:: COMPITO ASSEGNATO A ::
Rispondi a queste domande sul testo dedicato ai noci americani geneticamente modificati:
(i) Quale capacità conservano i noci americani manipolati, a differenza dei pini e dei pioppi?
(ii) Quale somma ha garantito il dipartimento dell'agricoltura ai ricercatori della ESF?
(iii) Che cosa il pubblico sarà spinto a credere, secondo l'ultima frase?
:: COMPITO ASSEGNATO B ::
Restituisci, copiandolo senza cambiamenti, il brano del testo sui noci americani modificati che comincia dalle parole "A differenza di" e si ferma dopo le parole "loro stesse creature.".
**** BLOCCO DI TESTO ****
A differenza di altri alberi vittime di modificazioni genetiche come i pini e i pioppi, i noci americani sono manipolati lasciando inalterata la loro capacità di lasciare semi fertili in natura; in modo da potersi incrociare successivamente con i loro corrispettivi selvatici. L’impatto di una simile evenienza non è però studiato da nessuno, o meglio, da nessuno che sia indipendente dalle aziende coinvolte. Il dipartimento dell’agricoltura sta affidando la guardia del pollaio alla volpe, e ha garantito mezzo milione di dollari di finanziamento ai ricercatori della ESF (servizio ambientale forestale) per studiare gli impatti possibili delle loro stesse creature.
Se appunto per essere immesso nell’ambiente, il noce americano manipolato aprirà la strada ad altre versioni di alberi prodotti dagli scienziati, ecco un perfetto cavallo di troia che spingerà il pubblico a credere che con le biotecnologie si può anche dare una mano alla conservazione del mondo naturale.
**** DATI DA ANALIZZARE ****
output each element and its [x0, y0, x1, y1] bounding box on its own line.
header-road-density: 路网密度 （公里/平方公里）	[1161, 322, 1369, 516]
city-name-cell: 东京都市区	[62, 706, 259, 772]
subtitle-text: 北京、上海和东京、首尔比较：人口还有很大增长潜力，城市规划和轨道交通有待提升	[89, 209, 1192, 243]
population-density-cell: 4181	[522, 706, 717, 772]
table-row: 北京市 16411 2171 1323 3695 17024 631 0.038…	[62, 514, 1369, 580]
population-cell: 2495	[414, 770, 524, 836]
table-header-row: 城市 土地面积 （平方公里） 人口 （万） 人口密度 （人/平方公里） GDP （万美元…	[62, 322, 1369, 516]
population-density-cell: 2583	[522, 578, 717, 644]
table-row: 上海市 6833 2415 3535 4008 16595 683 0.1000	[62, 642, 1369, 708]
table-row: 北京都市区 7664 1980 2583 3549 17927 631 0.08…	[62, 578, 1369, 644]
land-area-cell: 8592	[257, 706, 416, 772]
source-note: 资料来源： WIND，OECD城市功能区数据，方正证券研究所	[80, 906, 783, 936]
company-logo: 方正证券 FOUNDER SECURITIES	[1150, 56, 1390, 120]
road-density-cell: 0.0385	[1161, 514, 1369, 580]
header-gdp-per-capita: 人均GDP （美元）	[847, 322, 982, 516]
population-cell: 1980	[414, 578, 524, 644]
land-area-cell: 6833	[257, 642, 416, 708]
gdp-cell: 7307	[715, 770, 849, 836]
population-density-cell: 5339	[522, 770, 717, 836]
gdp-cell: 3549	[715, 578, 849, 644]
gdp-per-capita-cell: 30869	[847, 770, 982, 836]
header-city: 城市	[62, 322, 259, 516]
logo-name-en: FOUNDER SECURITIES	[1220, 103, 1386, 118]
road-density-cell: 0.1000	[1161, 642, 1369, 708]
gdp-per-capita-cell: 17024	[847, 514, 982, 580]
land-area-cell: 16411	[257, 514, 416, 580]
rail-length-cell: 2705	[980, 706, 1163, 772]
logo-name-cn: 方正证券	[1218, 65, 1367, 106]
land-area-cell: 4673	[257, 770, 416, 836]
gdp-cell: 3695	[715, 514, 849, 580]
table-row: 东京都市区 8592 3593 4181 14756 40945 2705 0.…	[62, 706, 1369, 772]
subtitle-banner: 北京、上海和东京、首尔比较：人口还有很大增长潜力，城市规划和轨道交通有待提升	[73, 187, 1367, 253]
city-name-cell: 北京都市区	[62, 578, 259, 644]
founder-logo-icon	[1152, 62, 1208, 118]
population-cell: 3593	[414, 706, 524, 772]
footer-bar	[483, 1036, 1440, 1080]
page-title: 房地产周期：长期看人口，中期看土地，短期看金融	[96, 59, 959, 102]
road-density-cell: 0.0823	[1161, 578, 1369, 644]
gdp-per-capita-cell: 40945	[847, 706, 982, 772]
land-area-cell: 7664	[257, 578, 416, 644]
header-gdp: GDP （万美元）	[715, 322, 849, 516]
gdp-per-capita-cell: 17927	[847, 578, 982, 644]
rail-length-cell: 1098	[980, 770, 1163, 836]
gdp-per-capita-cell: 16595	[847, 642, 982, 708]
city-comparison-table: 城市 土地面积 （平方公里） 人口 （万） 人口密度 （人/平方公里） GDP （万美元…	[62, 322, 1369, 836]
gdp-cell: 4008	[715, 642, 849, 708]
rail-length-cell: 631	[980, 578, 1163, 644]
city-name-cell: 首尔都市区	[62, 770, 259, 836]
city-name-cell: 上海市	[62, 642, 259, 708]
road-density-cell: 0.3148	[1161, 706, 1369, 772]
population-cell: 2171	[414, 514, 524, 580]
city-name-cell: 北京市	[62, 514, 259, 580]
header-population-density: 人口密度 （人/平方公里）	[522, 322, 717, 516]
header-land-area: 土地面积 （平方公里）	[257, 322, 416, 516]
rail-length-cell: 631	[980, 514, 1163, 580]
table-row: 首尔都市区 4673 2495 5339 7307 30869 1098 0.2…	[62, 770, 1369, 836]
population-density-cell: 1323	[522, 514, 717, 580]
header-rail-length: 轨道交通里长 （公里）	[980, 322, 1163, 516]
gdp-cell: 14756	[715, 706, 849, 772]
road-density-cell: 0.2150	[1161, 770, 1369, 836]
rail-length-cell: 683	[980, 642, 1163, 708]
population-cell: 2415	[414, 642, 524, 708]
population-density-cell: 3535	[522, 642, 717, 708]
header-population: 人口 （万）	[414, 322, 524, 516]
****
:: RISPOSTA ESERCIZIO A ::
(i) La capacità di lasciare semi fertili in natura.
(ii) Mezzo milione di dollari.
(iii) Che con le biotecnologie si può anche dare una mano alla conservazione del mondo naturale.

:: RISPOSTA ESERCIZIO B ::
A differenza di altri alberi vittime di modificazioni genetiche come i pini e i pioppi, i noci americani sono manipolati lasciando inalterata la loro capacità di lasciare semi fertili in natura; in modo da potersi incrociare successivamente con i loro corrispettivi selvatici. L’impatto di una simile evenienza non è però studiato da nessuno, o meglio, da nessuno che sia indipendente dalle aziende coinvolte. Il dipartimento dell’agricoltura sta affidando la guardia del pollaio alla volpe, e ha garantito mezzo milione di dollari di finanziamento ai ricercatori della ESF (servizio ambientale forestale) per studiare gli impatti possibili delle loro stesse creature.